- Problem to work on
Select from the data all lines with the word "sphère".
***
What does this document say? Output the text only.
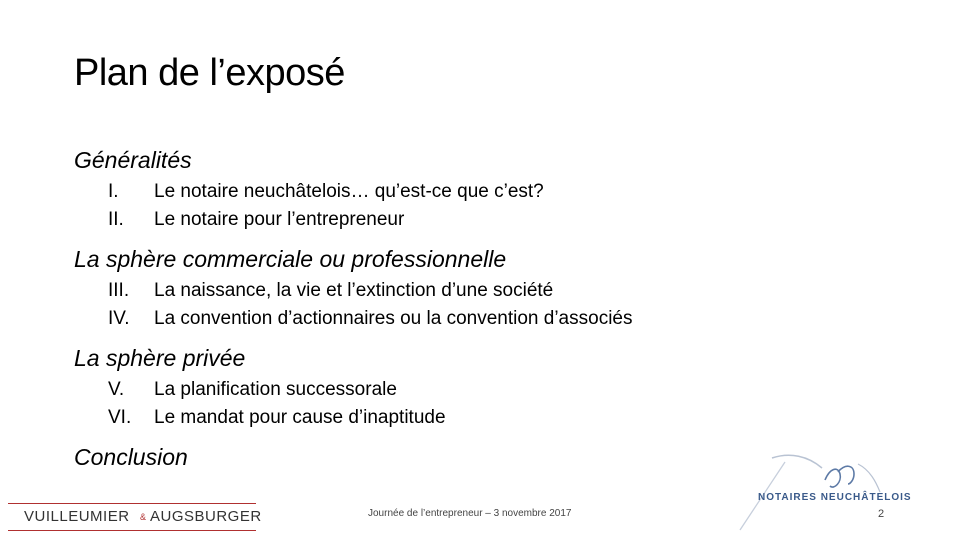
Plan de l’exposé
Généralités
I.	Le notaire neuchâtelois… qu’est-ce que c’est?
II.	Le notaire pour l’entrepreneur
La sphère commerciale ou professionnelle
III.	La naissance, la vie et l’extinction d’une société
IV.	La convention d’actionnaires ou la convention d’associés
La sphère privée
V.	La planification successorale
VI.	Le mandat pour cause d’inaptitude
Conclusion
VUILLEUMIER & AUGSBURGER	Journée de l’entrepreneur – 3 novembre 2017
NOTAIRES NEUCHÂTELOIS
2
***
- Finished exercise
La sphère commerciale ou professionnelle
La sphère privée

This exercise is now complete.